- **TASK DESCRIPTION**:
Which lines hold the word "color"? Copy each of them.

____

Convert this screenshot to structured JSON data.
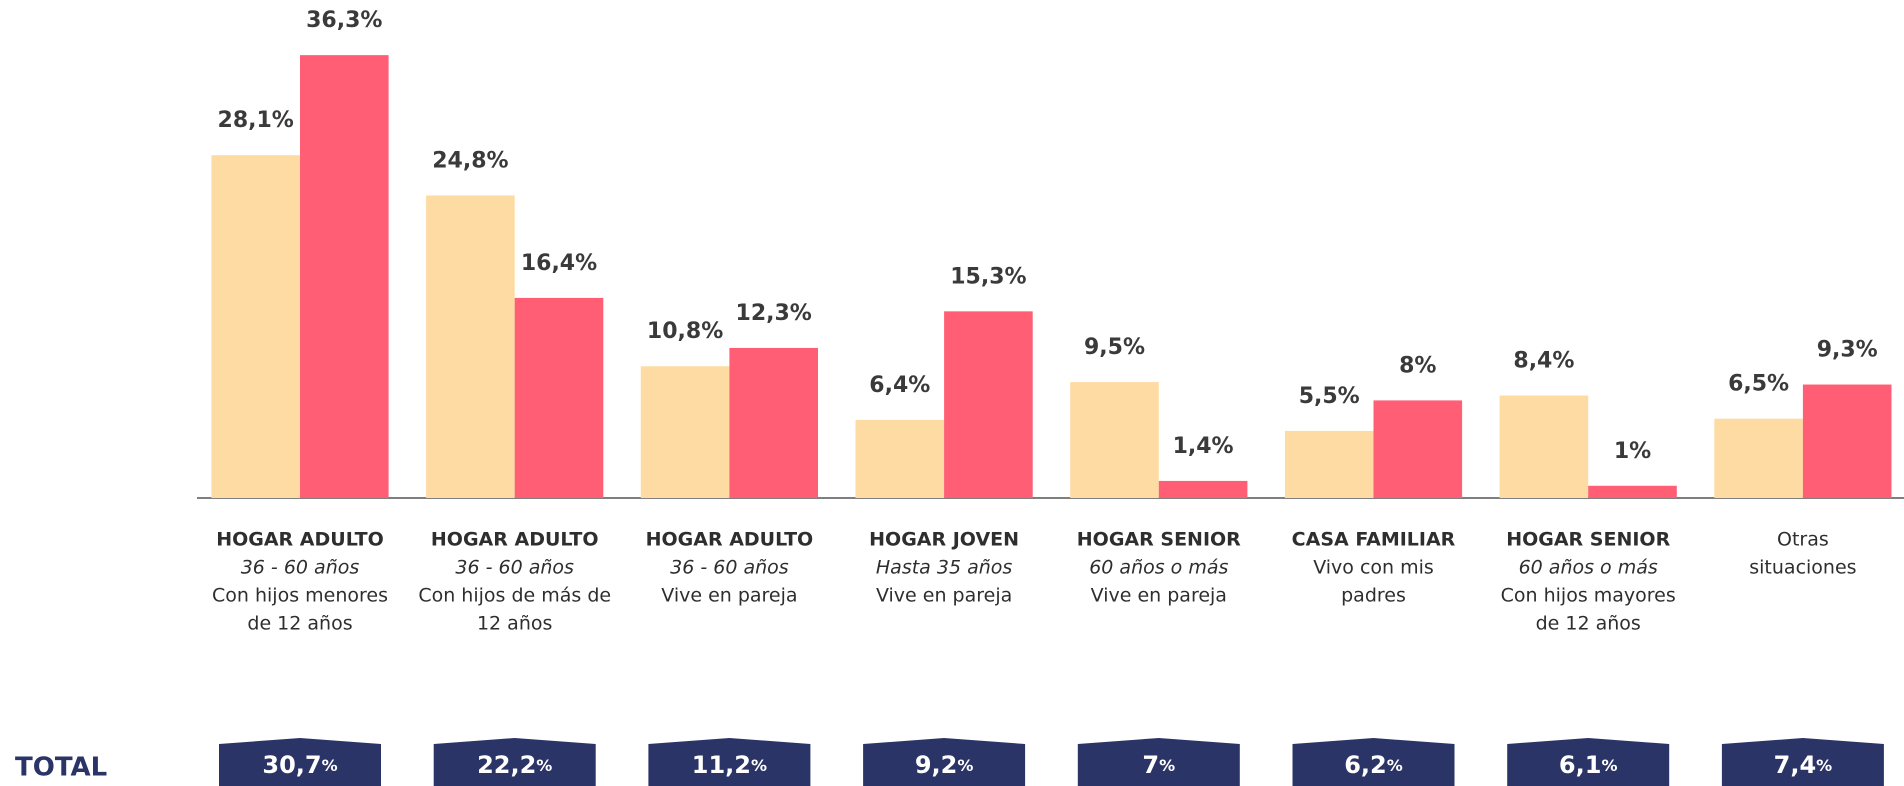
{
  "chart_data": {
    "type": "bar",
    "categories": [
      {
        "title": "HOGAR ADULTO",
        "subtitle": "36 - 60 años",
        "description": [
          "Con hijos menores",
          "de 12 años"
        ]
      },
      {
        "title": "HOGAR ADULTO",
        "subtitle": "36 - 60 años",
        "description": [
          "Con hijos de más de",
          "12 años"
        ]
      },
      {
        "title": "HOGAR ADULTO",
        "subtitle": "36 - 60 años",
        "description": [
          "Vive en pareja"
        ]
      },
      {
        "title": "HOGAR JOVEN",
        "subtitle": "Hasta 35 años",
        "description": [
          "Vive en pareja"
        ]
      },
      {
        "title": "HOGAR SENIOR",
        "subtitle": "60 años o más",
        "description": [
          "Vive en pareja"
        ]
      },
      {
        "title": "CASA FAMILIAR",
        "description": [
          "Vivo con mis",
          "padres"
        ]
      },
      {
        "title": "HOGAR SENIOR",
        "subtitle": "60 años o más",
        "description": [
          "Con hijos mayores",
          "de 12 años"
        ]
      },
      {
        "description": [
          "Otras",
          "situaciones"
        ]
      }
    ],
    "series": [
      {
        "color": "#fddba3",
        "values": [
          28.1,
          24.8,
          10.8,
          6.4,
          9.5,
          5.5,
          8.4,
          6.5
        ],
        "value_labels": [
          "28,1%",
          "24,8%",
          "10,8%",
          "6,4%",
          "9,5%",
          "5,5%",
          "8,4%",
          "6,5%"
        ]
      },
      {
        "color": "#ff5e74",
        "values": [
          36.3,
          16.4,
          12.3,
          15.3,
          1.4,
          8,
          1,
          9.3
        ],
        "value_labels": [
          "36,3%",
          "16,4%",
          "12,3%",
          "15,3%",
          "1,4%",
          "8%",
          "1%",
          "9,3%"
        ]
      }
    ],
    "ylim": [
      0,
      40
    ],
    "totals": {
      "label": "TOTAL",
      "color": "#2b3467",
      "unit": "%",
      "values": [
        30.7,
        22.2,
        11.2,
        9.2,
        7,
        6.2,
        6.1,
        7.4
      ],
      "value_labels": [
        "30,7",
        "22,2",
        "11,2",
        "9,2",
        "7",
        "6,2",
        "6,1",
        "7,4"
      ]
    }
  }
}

____

- **TASK RESULT**:
        "color": "#fddba3",
        "color": "#ff5e74",
      "color": "#2b3467",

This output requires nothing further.